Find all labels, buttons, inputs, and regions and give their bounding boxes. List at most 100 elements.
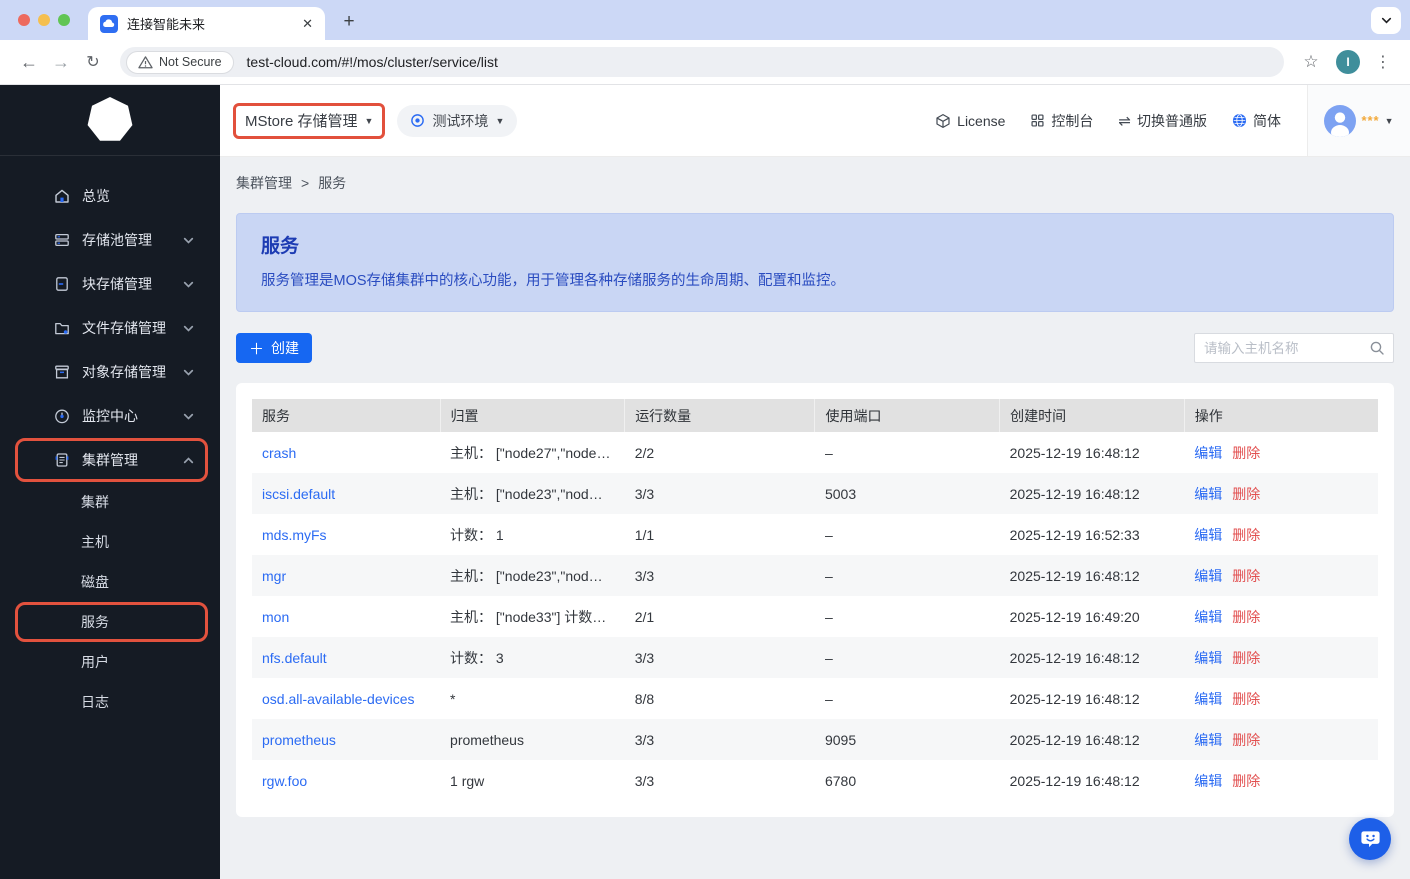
license-icon (935, 113, 951, 129)
window-controls (18, 14, 70, 26)
breadcrumb-section[interactable]: 集群管理 (236, 173, 292, 193)
delete-link[interactable]: 删除 (1232, 609, 1260, 625)
chevron-down-icon (182, 234, 195, 247)
edit-link[interactable]: 编辑 (1194, 691, 1222, 707)
delete-link[interactable]: 删除 (1232, 445, 1260, 461)
delete-link[interactable]: 删除 (1232, 527, 1260, 543)
tab-strip-chevron-down-icon[interactable] (1371, 7, 1401, 34)
globe-icon (1232, 113, 1247, 128)
search-input[interactable] (1204, 340, 1369, 356)
service-link[interactable]: mon (262, 609, 289, 625)
sidebar-item-object-storage[interactable]: 对象存储管理 (15, 350, 208, 394)
delete-link[interactable]: 删除 (1232, 691, 1260, 707)
browser-tab[interactable]: 连接智能未来 ✕ (88, 7, 325, 40)
delete-link[interactable]: 删除 (1232, 732, 1260, 748)
edit-link[interactable]: 编辑 (1194, 527, 1222, 543)
sidebar-item-cluster-management[interactable]: 集群管理 (15, 438, 208, 482)
maximize-window-button[interactable] (58, 14, 70, 26)
header-action-console[interactable]: 控制台 (1030, 111, 1093, 131)
masked-username: *** (1361, 113, 1380, 128)
environment-label: 测试环境 (432, 112, 489, 129)
sidebar-subitem-logs[interactable]: 日志 (15, 682, 208, 722)
running-count-cell: 3/3 (634, 649, 655, 666)
service-link[interactable]: nfs.default (262, 650, 327, 666)
url-text: test-cloud.com/#!/mos/cluster/service/li… (246, 54, 498, 70)
sidebar-subitem-disks[interactable]: 磁盘 (15, 562, 208, 602)
address-bar[interactable]: Not Secure test-cloud.com/#!/mos/cluster… (120, 47, 1284, 77)
placement-cell: prometheus (450, 731, 524, 748)
chevron-down-icon (182, 410, 195, 423)
header-action-language-simplified[interactable]: 简体 (1232, 111, 1281, 131)
environment-selector[interactable]: 测试环境 ▼ (397, 104, 518, 137)
service-link[interactable]: crash (262, 445, 296, 461)
running-count-cell: 3/3 (634, 772, 655, 789)
table-row-osd.all-available-devices: osd.all-available-devices * 8/8 – 2025-12-19… (252, 678, 1378, 719)
sidebar-item-block-storage[interactable]: 块存储管理 (15, 262, 208, 306)
user-menu[interactable]: *** ▼ (1307, 85, 1410, 156)
service-link[interactable]: rgw.foo (262, 773, 307, 789)
logo[interactable] (0, 85, 220, 155)
forward-icon[interactable]: → (46, 47, 76, 77)
running-count-cell: 2/1 (634, 608, 655, 625)
service-link[interactable]: osd.all-available-devices (262, 691, 415, 707)
placement-cell: 主机： ["node27","node… (450, 444, 611, 461)
minimize-window-button[interactable] (38, 14, 50, 26)
reload-icon[interactable]: ↻ (78, 47, 108, 77)
sidebar-item-overview[interactable]: 总览 (15, 174, 208, 218)
created-time-cell: 2025-12-19 16:48:12 (1009, 772, 1140, 789)
delete-link[interactable]: 删除 (1232, 650, 1260, 666)
placement-cell: 主机： ["node23","nod… (450, 567, 603, 584)
screen: 连接智能未来 ✕ + ← → ↻ Not Secure test-cloud.c… (0, 0, 1410, 879)
header-action-license[interactable]: License (935, 113, 1005, 129)
chevron-down-icon (182, 366, 195, 379)
content-column: MStore 存储管理 ▼ 测试环境 ▼ License 控制台 ⇌ 切换普通版 简体 (220, 85, 1410, 879)
browser-toolbar: ← → ↻ Not Secure test-cloud.com/#!/mos/c… (0, 40, 1410, 85)
edit-link[interactable]: 编辑 (1194, 773, 1222, 789)
sidebar-item-storage-pool[interactable]: 存储池管理 (15, 218, 208, 262)
service-link[interactable]: mgr (262, 568, 286, 584)
sidebar-subitem-users[interactable]: 用户 (15, 642, 208, 682)
close-window-button[interactable] (18, 14, 30, 26)
edit-link[interactable]: 编辑 (1194, 568, 1222, 584)
search-box (1194, 333, 1394, 363)
sidebar-item-monitor-center[interactable]: 监控中心 (15, 394, 208, 438)
chat-bubble-icon (1359, 828, 1382, 851)
service-link[interactable]: mds.myFs (262, 527, 327, 543)
service-link[interactable]: prometheus (262, 732, 336, 748)
placement-cell: 主机： ["node33"] 计数… (450, 608, 607, 625)
console-icon (1030, 113, 1045, 128)
bookmark-star-icon[interactable]: ☆ (1296, 47, 1326, 77)
breadcrumb-separator: > (301, 175, 310, 191)
placement-cell: 计数： 1 (450, 526, 504, 543)
edit-link[interactable]: 编辑 (1194, 445, 1222, 461)
browser-profile-avatar[interactable]: I (1336, 50, 1360, 74)
delete-link[interactable]: 删除 (1232, 486, 1260, 502)
header-action-switch-normal[interactable]: ⇌ 切换普通版 (1118, 111, 1207, 131)
not-secure-badge[interactable]: Not Secure (126, 50, 234, 74)
tab-close-icon[interactable]: ✕ (300, 16, 315, 32)
column-header: 服务 (252, 399, 441, 432)
edit-link[interactable]: 编辑 (1194, 732, 1222, 748)
security-label: Not Secure (159, 55, 222, 69)
create-button[interactable]: ＋ 创建 (236, 333, 313, 363)
service-link[interactable]: iscsi.default (262, 486, 335, 502)
table-row-mgr: mgr 主机： ["node23","nod… 3/3 – 2025-12-19 16:… (252, 555, 1378, 596)
edit-link[interactable]: 编辑 (1194, 650, 1222, 666)
back-icon[interactable]: ← (14, 47, 44, 77)
chevron-down-icon (182, 322, 195, 335)
delete-link[interactable]: 删除 (1232, 773, 1260, 789)
monitor-icon (53, 407, 71, 425)
browser-menu-kebab-icon[interactable]: ⋮ (1370, 47, 1396, 77)
sidebar-subitem-hosts[interactable]: 主机 (15, 522, 208, 562)
sidebar-subitem-services[interactable]: 服务 (15, 602, 208, 642)
favicon-cloud-icon (100, 14, 118, 33)
sidebar-subitem-cluster[interactable]: 集群 (15, 482, 208, 522)
new-tab-button[interactable]: + (335, 8, 363, 36)
chat-support-button[interactable] (1349, 818, 1391, 860)
sidebar-item-file-storage[interactable]: 文件存储管理 (15, 306, 208, 350)
edit-link[interactable]: 编辑 (1194, 609, 1222, 625)
search-icon[interactable] (1369, 340, 1385, 356)
edit-link[interactable]: 编辑 (1194, 486, 1222, 502)
product-switcher[interactable]: MStore 存储管理 ▼ (233, 102, 386, 139)
delete-link[interactable]: 删除 (1232, 568, 1260, 584)
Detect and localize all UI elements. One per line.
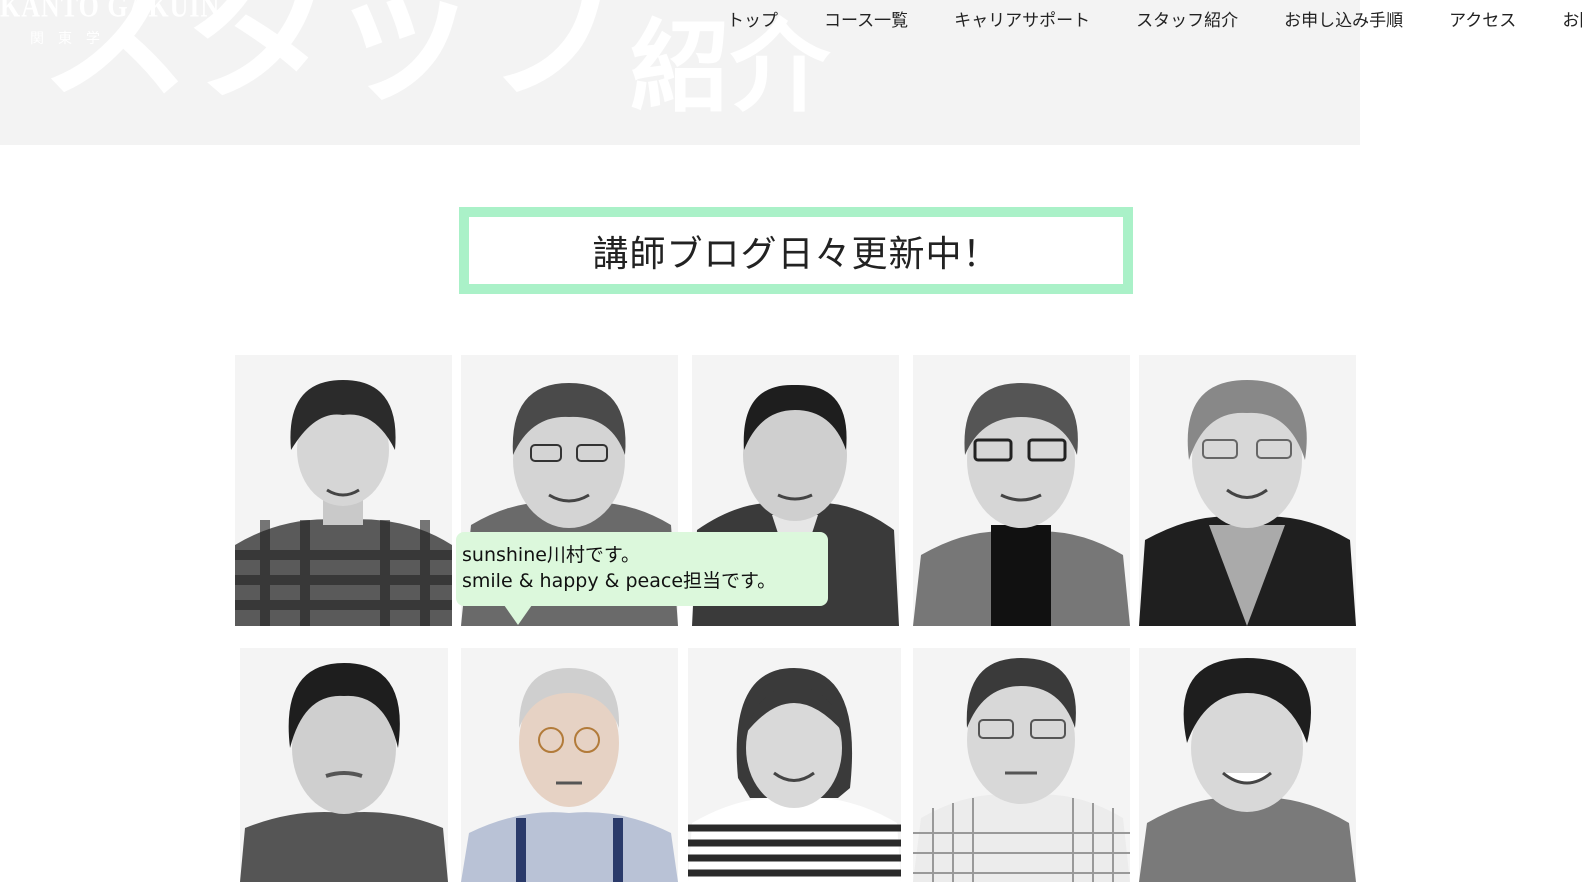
blog-banner-label: 講師ブログ日々更新中！	[592, 233, 1000, 275]
nav-item-application[interactable]: お申し込み手順	[1284, 8, 1403, 34]
nav-item-courses[interactable]: コース一覧	[824, 8, 908, 34]
bubble-line-2: smile & happy & peace担当です。	[462, 570, 777, 592]
staff-photo[interactable]	[913, 648, 1130, 882]
staff-photo[interactable]	[461, 648, 678, 882]
staff-photo[interactable]	[1139, 355, 1356, 626]
site-logo-kanji: 関東学	[30, 31, 114, 47]
staff-speech-bubble: sunshine川村です。 smile & happy & peace担当です。	[456, 532, 828, 606]
nav-item-staff[interactable]: スタッフ紹介	[1136, 8, 1238, 34]
main-nav: トップ コース一覧 キャリアサポート スタッフ紹介 お申し込み手順 アクセス お…	[727, 8, 1582, 34]
staff-photo[interactable]	[235, 355, 452, 626]
site-logo[interactable]: KANTO GAKUIN	[0, 0, 220, 23]
bubble-line-1: sunshine川村です。	[462, 544, 641, 566]
staff-photo[interactable]	[913, 355, 1130, 626]
nav-item-access[interactable]: アクセス	[1449, 8, 1516, 34]
blog-banner[interactable]: 講師ブログ日々更新中！	[459, 207, 1133, 294]
nav-item-contact[interactable]: お問	[1562, 8, 1582, 34]
staff-photo[interactable]	[240, 648, 448, 882]
bubble-tail	[504, 605, 532, 625]
nav-item-top[interactable]: トップ	[727, 8, 778, 34]
nav-item-career-support[interactable]: キャリアサポート	[954, 8, 1090, 34]
staff-photo[interactable]	[1139, 648, 1356, 882]
staff-photo[interactable]	[688, 648, 901, 882]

_ _ _

== STATED TASK ==
Arrange the data from the line containing "233, 1000, 275]" through the line containing "355, 452, 626]" as a Markdown table with columns "Row" and "Line", one numbered row per line, blank lines omitted.

== SOLUTION ==
| Row | Line |
|---|---|
| 1 | blog-banner-label: 講師ブログ日々更新中！	[592, 233, 1000, 275] |
| 2 | nav-item-application[interactable]: お申し込み手順	[1284, 8, 1403, 34] |
| 3 | nav-item-courses[interactable]: コース一覧	[824, 8, 908, 34] |
| 4 | bubble-line-2: smile & happy & peace担当です。	[462, 570, 777, 592] |
| 5 | staff-photo[interactable]	[913, 648, 1130, 882] |
| 6 | staff-photo[interactable]	[461, 648, 678, 882] |
| 7 | staff-photo[interactable]	[1139, 355, 1356, 626] |
| 8 | site-logo-kanji: 関東学	[30, 31, 114, 47] |
| 9 | staff-speech-bubble: sunshine川村です。 smile & happy & peace担当です。	[456, 532, 828, 606] |
| 10 | nav-item-staff[interactable]: スタッフ紹介	[1136, 8, 1238, 34] |
| 11 | main-nav: トップ コース一覧 キャリアサポート スタッフ紹介 お申し込み手順 アクセス お…	[727, 8, 1582, 34] |
| 12 | staff-photo[interactable]	[235, 355, 452, 626] |